[Exercise directions] Copy out each line that mentions the word "State".
--- Start Data for processing ---
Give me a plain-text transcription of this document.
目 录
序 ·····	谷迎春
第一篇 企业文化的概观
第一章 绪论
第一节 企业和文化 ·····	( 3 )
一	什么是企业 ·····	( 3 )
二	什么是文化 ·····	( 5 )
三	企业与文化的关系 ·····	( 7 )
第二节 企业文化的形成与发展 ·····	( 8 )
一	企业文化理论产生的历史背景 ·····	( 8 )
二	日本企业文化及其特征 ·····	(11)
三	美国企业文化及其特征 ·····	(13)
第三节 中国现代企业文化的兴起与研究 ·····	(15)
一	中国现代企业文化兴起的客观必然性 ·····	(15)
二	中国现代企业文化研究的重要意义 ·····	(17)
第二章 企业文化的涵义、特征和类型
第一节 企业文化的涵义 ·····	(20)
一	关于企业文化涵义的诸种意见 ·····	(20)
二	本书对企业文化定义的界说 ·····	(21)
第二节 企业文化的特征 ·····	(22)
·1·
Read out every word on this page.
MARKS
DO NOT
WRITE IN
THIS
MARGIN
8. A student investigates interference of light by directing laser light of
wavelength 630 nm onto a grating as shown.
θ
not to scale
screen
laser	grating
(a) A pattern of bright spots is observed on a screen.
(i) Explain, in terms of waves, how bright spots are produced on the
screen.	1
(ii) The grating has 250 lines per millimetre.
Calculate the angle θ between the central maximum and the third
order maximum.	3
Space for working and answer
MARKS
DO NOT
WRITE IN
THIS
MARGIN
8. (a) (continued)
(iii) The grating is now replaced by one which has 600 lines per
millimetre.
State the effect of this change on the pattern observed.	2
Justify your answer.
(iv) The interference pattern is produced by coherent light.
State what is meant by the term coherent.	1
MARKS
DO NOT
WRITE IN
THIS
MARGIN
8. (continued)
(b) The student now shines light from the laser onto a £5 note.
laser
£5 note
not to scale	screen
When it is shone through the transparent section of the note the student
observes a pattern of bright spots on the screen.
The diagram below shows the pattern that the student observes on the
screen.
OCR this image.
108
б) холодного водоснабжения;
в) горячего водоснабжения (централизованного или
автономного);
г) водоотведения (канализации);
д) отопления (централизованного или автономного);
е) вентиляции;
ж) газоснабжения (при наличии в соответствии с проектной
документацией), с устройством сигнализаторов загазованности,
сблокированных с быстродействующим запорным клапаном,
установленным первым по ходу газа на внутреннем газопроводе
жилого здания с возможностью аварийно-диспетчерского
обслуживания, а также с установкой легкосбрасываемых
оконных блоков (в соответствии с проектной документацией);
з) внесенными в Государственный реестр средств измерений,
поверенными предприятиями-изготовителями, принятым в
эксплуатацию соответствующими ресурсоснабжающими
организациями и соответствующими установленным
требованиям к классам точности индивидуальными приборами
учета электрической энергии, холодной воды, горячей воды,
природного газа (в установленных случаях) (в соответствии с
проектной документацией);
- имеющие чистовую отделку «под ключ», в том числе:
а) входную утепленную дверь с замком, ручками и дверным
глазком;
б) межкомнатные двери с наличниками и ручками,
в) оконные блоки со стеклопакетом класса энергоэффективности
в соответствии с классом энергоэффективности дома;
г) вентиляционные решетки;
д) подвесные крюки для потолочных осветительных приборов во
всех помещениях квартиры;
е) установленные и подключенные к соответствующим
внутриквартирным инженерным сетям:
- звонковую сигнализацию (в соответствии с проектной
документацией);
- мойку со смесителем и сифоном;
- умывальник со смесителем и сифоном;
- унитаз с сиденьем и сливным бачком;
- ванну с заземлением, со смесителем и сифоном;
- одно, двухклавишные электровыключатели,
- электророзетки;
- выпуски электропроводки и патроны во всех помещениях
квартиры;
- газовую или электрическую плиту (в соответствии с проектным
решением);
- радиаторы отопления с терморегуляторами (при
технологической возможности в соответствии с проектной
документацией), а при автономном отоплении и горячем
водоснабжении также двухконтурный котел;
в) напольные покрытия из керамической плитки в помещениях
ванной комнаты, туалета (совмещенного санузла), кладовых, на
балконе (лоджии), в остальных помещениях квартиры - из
--- End Data for processing ---
[Worked answer]
State the effect of this change on the pattern observed.	2
State what is meant by the term coherent.	1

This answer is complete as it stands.